- **Direction**:
Copy every line of the items below word for word. Leave out the pictures.

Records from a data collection
---------------

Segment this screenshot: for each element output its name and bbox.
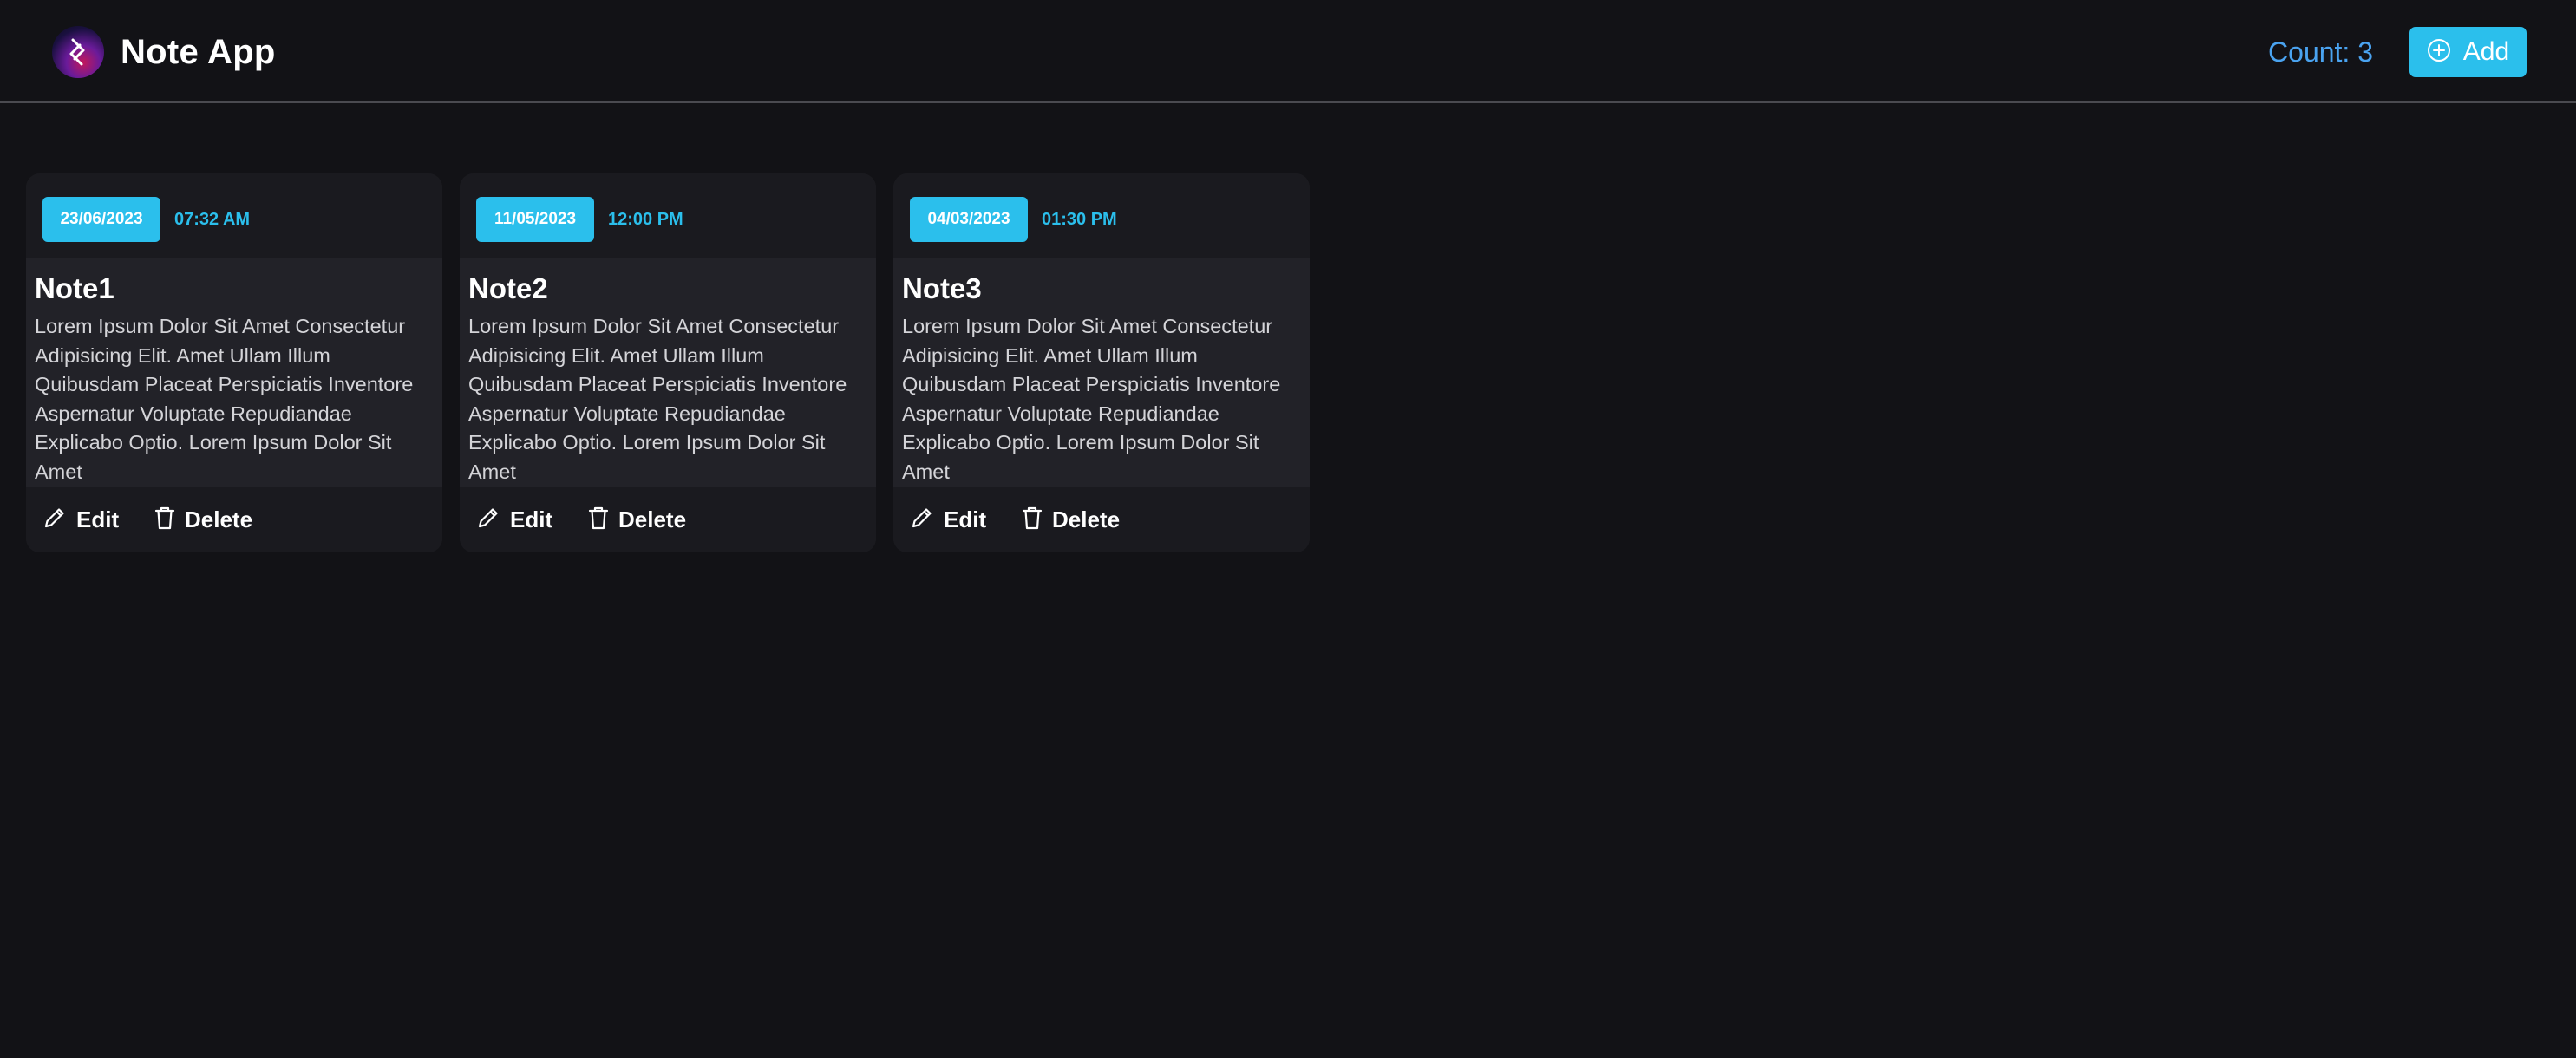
note-content: Note2 Lorem Ipsum Dolor Sit Amet Consect… <box>460 258 876 487</box>
trash-icon <box>154 505 176 535</box>
note-time: 07:32 AM <box>174 210 251 229</box>
edit-button[interactable]: Edit <box>475 505 552 534</box>
note-text: Lorem Ipsum Dolor Sit Amet Consectetur A… <box>35 315 414 483</box>
pencil-icon <box>42 505 68 535</box>
delete-button[interactable]: Delete <box>154 505 252 534</box>
pencil-icon <box>909 505 935 535</box>
edit-label: Edit <box>510 506 553 532</box>
note-card: 04/03/2023 01:30 PM Note3 Lorem Ipsum Do… <box>893 173 1310 552</box>
date-badge: 04/03/2023 <box>910 197 1028 242</box>
add-button[interactable]: Add <box>2409 27 2527 77</box>
plus-circle-icon <box>2427 38 2451 67</box>
note-actions: Edit Delete <box>460 487 876 552</box>
date-badge: 11/05/2023 <box>476 197 594 242</box>
edit-label: Edit <box>944 506 987 532</box>
edit-label: Edit <box>76 506 120 532</box>
note-card: 11/05/2023 12:00 PM Note2 Lorem Ipsum Do… <box>460 173 876 552</box>
trash-icon <box>1021 505 1043 535</box>
note-card: 23/06/2023 07:32 AM Note1 Lorem Ipsum Do… <box>26 173 442 552</box>
note-text: Lorem Ipsum Dolor Sit Amet Consectetur A… <box>468 315 847 483</box>
add-button-label: Add <box>2462 37 2510 66</box>
app-logo <box>52 26 104 78</box>
note-actions: Edit Delete <box>893 487 1310 552</box>
note-title: Note3 <box>902 272 982 304</box>
delete-label: Delete <box>618 506 687 532</box>
note-time: 01:30 PM <box>1042 210 1117 229</box>
trash-icon <box>587 505 610 535</box>
note-title: Note1 <box>35 272 114 304</box>
edit-button[interactable]: Edit <box>42 505 119 534</box>
note-text: Lorem Ipsum Dolor Sit Amet Consectetur A… <box>902 315 1281 483</box>
app-title: Note App <box>121 33 276 71</box>
note-content: Note3 Lorem Ipsum Dolor Sit Amet Consect… <box>893 258 1310 487</box>
note-content: Note1 Lorem Ipsum Dolor Sit Amet Consect… <box>26 258 442 487</box>
note-meta: 11/05/2023 12:00 PM <box>460 173 876 258</box>
pencil-icon <box>475 505 501 535</box>
note-title: Note2 <box>468 272 548 304</box>
app-header: Note App Count: 3 Add <box>0 0 2576 103</box>
note-actions: Edit Delete <box>26 487 442 552</box>
note-count: Count: 3 <box>2268 36 2373 68</box>
delete-label: Delete <box>1052 506 1121 532</box>
edit-button[interactable]: Edit <box>909 505 986 534</box>
note-meta: 04/03/2023 01:30 PM <box>893 173 1310 258</box>
delete-label: Delete <box>185 506 253 532</box>
note-time: 12:00 PM <box>608 210 683 229</box>
delete-button[interactable]: Delete <box>587 505 686 534</box>
date-badge: 23/06/2023 <box>42 197 160 242</box>
note-meta: 23/06/2023 07:32 AM <box>26 173 442 258</box>
delete-button[interactable]: Delete <box>1021 505 1120 534</box>
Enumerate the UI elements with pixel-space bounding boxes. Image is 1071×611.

---------------

- **The output**:
Segment this screenshot: for each element output its name and bbox.
note-content: Note2 Lorem Ipsum Dolor Sit Amet Consect… <box>460 258 876 487</box>
trash-icon <box>154 505 176 535</box>
note-time: 07:32 AM <box>174 210 251 229</box>
edit-button[interactable]: Edit <box>475 505 552 534</box>
note-text: Lorem Ipsum Dolor Sit Amet Consectetur A… <box>35 315 414 483</box>
pencil-icon <box>42 505 68 535</box>
delete-button[interactable]: Delete <box>154 505 252 534</box>
pencil-icon <box>909 505 935 535</box>
edit-label: Edit <box>510 506 553 532</box>
note-card: 04/03/2023 01:30 PM Note3 Lorem Ipsum Do… <box>893 173 1310 552</box>
date-badge: 04/03/2023 <box>910 197 1028 242</box>
add-button[interactable]: Add <box>2409 27 2527 77</box>
plus-circle-icon <box>2427 38 2451 67</box>
note-actions: Edit Delete <box>460 487 876 552</box>
date-badge: 11/05/2023 <box>476 197 594 242</box>
edit-label: Edit <box>944 506 987 532</box>
edit-label: Edit <box>76 506 120 532</box>
note-card: 11/05/2023 12:00 PM Note2 Lorem Ipsum Do… <box>460 173 876 552</box>
trash-icon <box>1021 505 1043 535</box>
note-card: 23/06/2023 07:32 AM Note1 Lorem Ipsum Do… <box>26 173 442 552</box>
note-text: Lorem Ipsum Dolor Sit Amet Consectetur A… <box>468 315 847 483</box>
add-button-label: Add <box>2462 37 2510 66</box>
app-logo <box>52 26 104 78</box>
note-actions: Edit Delete <box>893 487 1310 552</box>
note-title: Note3 <box>902 272 982 304</box>
delete-label: Delete <box>618 506 687 532</box>
note-time: 01:30 PM <box>1042 210 1117 229</box>
trash-icon <box>587 505 610 535</box>
note-title: Note1 <box>35 272 114 304</box>
edit-button[interactable]: Edit <box>42 505 119 534</box>
note-text: Lorem Ipsum Dolor Sit Amet Consectetur A… <box>902 315 1281 483</box>
app-title: Note App <box>121 33 276 71</box>
note-content: Note3 Lorem Ipsum Dolor Sit Amet Consect… <box>893 258 1310 487</box>
note-content: Note1 Lorem Ipsum Dolor Sit Amet Consect… <box>26 258 442 487</box>
note-meta: 11/05/2023 12:00 PM <box>460 173 876 258</box>
pencil-icon <box>475 505 501 535</box>
note-title: Note2 <box>468 272 548 304</box>
app-header: Note App Count: 3 Add <box>0 0 2576 103</box>
note-actions: Edit Delete <box>26 487 442 552</box>
note-count: Count: 3 <box>2268 36 2373 68</box>
delete-label: Delete <box>1052 506 1121 532</box>
edit-button[interactable]: Edit <box>909 505 986 534</box>
note-meta: 04/03/2023 01:30 PM <box>893 173 1310 258</box>
delete-label: Delete <box>185 506 253 532</box>
note-time: 12:00 PM <box>608 210 683 229</box>
delete-button[interactable]: Delete <box>587 505 686 534</box>
date-badge: 23/06/2023 <box>42 197 160 242</box>
note-meta: 23/06/2023 07:32 AM <box>26 173 442 258</box>
delete-button[interactable]: Delete <box>1021 505 1120 534</box>
Enumerate the UI elements with pixel-space bounding boxes. Image is 1071×611.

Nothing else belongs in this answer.